REQUIRED TASK:
Copy every line of the entries that includes the word "sentence".
- - -
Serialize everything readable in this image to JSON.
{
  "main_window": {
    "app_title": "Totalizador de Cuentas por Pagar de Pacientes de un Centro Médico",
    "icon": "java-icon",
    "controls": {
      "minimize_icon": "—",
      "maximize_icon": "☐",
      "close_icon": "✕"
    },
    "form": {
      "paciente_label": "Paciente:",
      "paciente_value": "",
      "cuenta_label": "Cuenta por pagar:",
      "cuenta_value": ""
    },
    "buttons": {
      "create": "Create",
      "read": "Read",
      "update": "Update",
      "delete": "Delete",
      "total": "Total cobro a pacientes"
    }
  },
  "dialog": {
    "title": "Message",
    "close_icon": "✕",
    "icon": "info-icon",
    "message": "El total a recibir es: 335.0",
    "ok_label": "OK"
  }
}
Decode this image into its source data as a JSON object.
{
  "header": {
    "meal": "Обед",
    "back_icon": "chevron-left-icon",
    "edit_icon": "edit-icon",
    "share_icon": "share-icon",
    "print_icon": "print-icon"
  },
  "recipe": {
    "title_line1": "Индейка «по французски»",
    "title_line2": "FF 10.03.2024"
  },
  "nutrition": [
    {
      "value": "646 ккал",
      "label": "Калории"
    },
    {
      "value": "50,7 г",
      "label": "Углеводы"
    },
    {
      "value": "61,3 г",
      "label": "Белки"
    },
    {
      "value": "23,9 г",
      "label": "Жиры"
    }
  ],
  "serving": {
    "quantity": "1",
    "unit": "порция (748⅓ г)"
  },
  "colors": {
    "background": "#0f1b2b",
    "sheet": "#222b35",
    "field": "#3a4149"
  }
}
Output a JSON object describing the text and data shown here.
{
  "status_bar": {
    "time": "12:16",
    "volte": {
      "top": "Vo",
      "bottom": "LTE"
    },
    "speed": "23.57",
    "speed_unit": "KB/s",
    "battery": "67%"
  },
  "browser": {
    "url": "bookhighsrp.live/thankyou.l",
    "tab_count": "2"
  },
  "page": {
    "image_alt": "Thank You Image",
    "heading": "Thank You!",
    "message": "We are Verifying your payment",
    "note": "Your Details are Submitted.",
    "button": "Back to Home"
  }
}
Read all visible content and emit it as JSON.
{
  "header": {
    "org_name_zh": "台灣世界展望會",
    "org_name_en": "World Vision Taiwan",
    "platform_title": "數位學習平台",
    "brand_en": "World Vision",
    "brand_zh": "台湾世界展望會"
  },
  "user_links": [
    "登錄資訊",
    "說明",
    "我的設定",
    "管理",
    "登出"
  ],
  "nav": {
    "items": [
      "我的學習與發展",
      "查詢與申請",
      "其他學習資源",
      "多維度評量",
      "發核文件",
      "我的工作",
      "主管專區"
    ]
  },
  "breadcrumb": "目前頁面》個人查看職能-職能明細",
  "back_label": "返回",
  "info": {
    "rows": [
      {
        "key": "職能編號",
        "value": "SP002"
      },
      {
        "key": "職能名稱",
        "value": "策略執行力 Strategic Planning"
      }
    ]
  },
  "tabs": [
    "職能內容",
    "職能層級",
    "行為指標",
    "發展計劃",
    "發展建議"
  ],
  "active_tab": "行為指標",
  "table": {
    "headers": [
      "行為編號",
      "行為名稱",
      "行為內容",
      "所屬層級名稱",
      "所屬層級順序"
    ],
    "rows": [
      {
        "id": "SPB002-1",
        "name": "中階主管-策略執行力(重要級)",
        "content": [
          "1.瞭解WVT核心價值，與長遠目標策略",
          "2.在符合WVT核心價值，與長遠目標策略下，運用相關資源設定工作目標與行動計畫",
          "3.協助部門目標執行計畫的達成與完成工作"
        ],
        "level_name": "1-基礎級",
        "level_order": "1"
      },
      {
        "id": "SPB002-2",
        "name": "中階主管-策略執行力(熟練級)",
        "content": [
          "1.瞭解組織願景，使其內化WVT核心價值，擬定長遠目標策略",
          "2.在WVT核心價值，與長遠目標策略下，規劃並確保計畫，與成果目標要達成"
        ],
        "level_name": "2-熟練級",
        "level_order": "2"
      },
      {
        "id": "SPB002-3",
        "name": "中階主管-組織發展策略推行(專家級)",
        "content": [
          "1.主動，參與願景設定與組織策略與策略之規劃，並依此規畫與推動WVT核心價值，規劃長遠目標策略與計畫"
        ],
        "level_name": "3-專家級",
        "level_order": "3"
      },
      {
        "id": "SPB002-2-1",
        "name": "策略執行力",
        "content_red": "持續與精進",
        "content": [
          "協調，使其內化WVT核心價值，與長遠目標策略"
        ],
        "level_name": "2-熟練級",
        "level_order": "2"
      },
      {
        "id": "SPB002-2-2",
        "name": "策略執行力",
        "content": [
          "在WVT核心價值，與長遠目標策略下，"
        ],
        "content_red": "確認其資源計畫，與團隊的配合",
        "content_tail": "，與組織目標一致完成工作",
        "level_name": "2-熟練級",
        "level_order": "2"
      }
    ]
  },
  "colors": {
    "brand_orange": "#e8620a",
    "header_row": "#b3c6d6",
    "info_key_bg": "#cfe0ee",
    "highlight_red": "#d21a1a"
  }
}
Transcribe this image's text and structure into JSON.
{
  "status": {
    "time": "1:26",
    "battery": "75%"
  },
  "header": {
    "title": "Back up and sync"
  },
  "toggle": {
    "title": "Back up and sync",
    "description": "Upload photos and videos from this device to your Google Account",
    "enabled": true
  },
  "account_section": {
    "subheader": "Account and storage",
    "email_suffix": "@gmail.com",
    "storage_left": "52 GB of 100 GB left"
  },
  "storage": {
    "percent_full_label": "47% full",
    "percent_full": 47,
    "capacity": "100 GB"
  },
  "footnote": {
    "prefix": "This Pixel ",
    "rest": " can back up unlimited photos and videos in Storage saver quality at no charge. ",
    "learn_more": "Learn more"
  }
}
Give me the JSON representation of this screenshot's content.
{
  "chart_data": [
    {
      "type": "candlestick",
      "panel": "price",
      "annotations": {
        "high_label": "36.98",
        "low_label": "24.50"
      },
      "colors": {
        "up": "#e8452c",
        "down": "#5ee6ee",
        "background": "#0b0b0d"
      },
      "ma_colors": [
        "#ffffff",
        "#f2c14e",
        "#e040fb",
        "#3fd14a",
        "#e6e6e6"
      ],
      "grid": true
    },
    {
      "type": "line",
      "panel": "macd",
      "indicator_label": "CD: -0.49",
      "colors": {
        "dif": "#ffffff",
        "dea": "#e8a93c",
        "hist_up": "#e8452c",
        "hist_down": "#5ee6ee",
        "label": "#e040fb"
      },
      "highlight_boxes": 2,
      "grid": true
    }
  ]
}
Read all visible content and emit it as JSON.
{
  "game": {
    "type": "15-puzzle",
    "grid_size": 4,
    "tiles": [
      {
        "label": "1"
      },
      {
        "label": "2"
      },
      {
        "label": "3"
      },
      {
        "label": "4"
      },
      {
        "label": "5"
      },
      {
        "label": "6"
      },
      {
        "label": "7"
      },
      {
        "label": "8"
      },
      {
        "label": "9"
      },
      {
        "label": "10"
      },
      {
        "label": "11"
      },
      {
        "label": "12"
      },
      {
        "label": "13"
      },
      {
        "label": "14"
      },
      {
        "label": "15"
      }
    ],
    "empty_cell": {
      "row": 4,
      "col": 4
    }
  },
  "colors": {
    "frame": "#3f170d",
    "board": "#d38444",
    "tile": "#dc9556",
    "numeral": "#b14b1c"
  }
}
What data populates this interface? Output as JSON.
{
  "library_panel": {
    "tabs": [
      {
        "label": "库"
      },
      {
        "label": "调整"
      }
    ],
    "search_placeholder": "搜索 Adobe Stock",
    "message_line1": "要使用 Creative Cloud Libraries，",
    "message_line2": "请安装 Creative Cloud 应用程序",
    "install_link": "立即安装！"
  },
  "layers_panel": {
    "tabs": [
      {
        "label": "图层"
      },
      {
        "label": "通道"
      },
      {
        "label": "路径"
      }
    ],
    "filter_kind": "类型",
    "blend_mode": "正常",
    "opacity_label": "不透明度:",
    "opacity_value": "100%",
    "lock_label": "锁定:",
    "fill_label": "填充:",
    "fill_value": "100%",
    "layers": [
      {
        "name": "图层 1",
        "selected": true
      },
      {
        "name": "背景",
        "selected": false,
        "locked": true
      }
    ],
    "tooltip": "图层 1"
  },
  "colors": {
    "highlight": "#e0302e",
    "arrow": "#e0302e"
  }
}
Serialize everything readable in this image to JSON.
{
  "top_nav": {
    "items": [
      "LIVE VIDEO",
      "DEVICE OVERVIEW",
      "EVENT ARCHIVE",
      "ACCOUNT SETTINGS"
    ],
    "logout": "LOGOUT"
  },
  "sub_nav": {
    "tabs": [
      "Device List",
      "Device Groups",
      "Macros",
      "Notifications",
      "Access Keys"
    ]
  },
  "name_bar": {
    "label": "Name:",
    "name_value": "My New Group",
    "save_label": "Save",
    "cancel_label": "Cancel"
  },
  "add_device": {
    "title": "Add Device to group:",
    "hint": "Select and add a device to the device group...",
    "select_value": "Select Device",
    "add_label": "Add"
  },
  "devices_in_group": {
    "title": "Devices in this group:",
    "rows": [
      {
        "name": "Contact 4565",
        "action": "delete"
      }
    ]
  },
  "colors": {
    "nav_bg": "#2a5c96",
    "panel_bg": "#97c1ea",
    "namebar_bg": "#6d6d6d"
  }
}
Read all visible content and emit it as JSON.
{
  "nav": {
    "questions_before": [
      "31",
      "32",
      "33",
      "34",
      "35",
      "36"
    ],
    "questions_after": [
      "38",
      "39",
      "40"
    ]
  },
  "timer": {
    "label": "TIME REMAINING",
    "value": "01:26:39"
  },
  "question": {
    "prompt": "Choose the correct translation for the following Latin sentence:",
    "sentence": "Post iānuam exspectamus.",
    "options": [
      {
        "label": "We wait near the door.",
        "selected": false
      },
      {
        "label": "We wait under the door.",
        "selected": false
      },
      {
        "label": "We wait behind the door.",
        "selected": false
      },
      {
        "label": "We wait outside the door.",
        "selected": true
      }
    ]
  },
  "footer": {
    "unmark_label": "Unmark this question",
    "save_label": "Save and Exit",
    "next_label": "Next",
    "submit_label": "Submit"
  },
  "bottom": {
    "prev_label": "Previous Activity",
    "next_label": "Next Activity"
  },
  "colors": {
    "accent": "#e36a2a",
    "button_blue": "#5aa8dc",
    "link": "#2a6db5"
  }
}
- - -
WRITTEN RESPONSE:
    "prompt": "Choose the correct translation for the following Latin sentence:",
    "sentence": "Post iānuam exspectamus.",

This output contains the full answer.